Collected data
<<<<

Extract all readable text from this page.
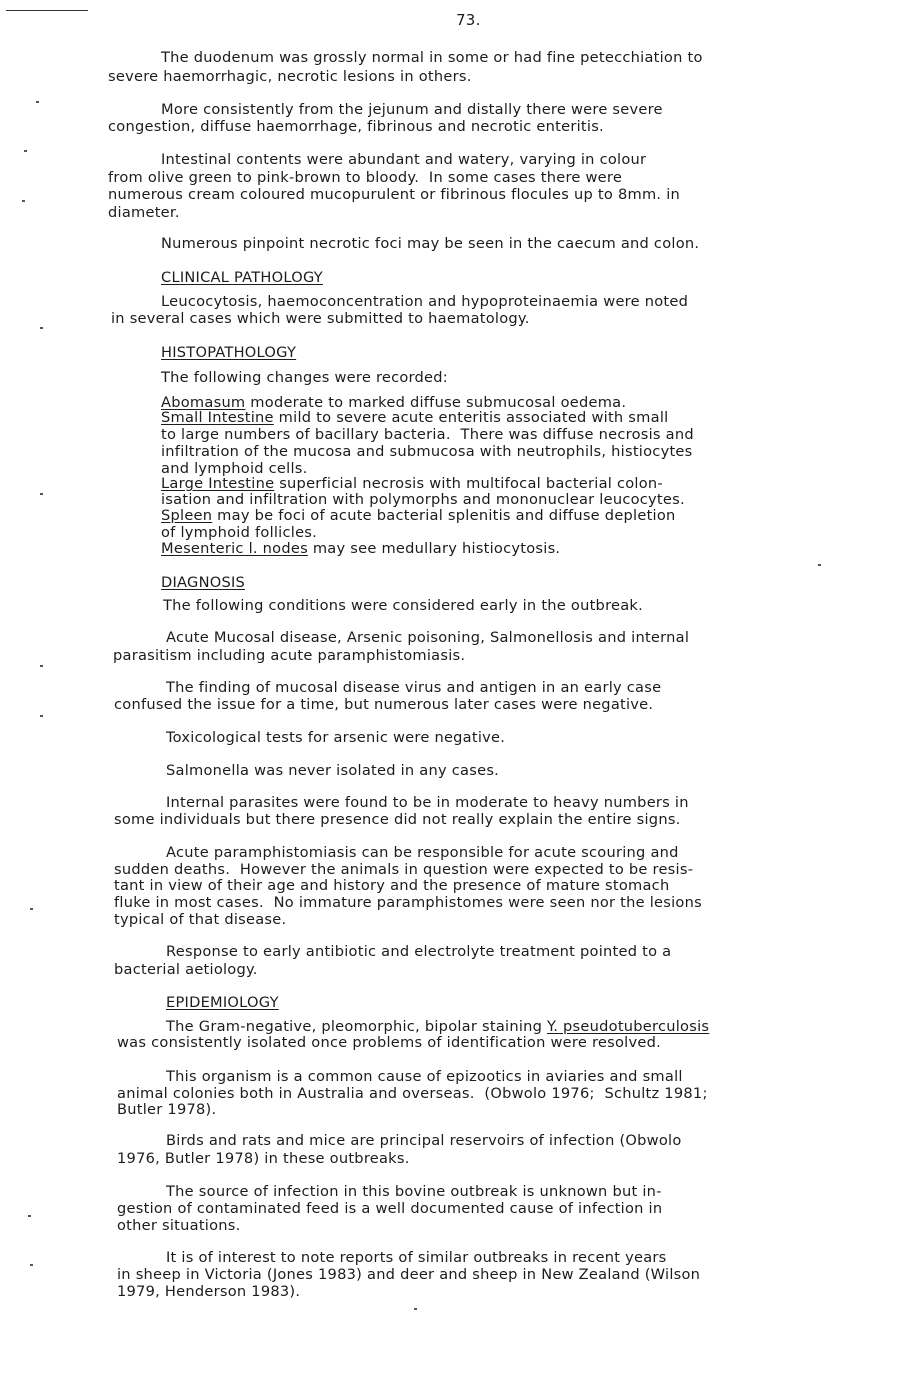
73.
The duodenum was grossly normal in some or had fine petecchiation to
severe haemorrhagic, necrotic lesions in others.
More consistently from the jejunum and distally there were severe
congestion, diffuse haemorrhage, fibrinous and necrotic enteritis.
Intestinal contents were abundant and watery, varying in colour
from olive green to pink-brown to bloody.  In some cases there were
numerous cream coloured mucopurulent or fibrinous flocules up to 8mm. in
diameter.
Numerous pinpoint necrotic foci may be seen in the caecum and colon.
CLINICAL PATHOLOGY
Leucocytosis, haemoconcentration and hypoproteinaemia were noted
in several cases which were submitted to haematology.
HISTOPATHOLOGY
The following changes were recorded:
Abomasum moderate to marked diffuse submucosal oedema.
Small Intestine mild to severe acute enteritis associated with small
to large numbers of bacillary bacteria.  There was diffuse necrosis and
infiltration of the mucosa and submucosa with neutrophils, histiocytes
and lymphoid cells.
Large Intestine superficial necrosis with multifocal bacterial colon-
isation and infiltration with polymorphs and mononuclear leucocytes.
Spleen may be foci of acute bacterial splenitis and diffuse depletion
of lymphoid follicles.
Mesenteric l. nodes may see medullary histiocytosis.
DIAGNOSIS
The following conditions were considered early in the outbreak.
Acute Mucosal disease, Arsenic poisoning, Salmonellosis and internal
parasitism including acute paramphistomiasis.
The finding of mucosal disease virus and antigen in an early case
confused the issue for a time, but numerous later cases were negative.
Toxicological tests for arsenic were negative.
Salmonella was never isolated in any cases.
Internal parasites were found to be in moderate to heavy numbers in
some individuals but there presence did not really explain the entire signs.
Acute paramphistomiasis can be responsible for acute scouring and
sudden deaths.  However the animals in question were expected to be resis-
tant in view of their age and history and the presence of mature stomach
fluke in most cases.  No immature paramphistomes were seen nor the lesions
typical of that disease.
Response to early antibiotic and electrolyte treatment pointed to a
bacterial aetiology.
EPIDEMIOLOGY
The Gram-negative, pleomorphic, bipolar staining Y. pseudotuberculosis
was consistently isolated once problems of identification were resolved.
This organism is a common cause of epizootics in aviaries and small
animal colonies both in Australia and overseas.  (Obwolo 1976;  Schultz 1981;
Butler 1978).
Birds and rats and mice are principal reservoirs of infection (Obwolo
1976, Butler 1978) in these outbreaks.
The source of infection in this bovine outbreak is unknown but in-
gestion of contaminated feed is a well documented cause of infection in
other situations.
It is of interest to note reports of similar outbreaks in recent years
in sheep in Victoria (Jones 1983) and deer and sheep in New Zealand (Wilson
1979, Henderson 1983).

>>>>

= Exercise directions =
Your response should contain each line of the entries above that holds the string "isolated".

= Task output =
Salmonella was never isolated in any cases.
was consistently isolated once problems of identification were resolved.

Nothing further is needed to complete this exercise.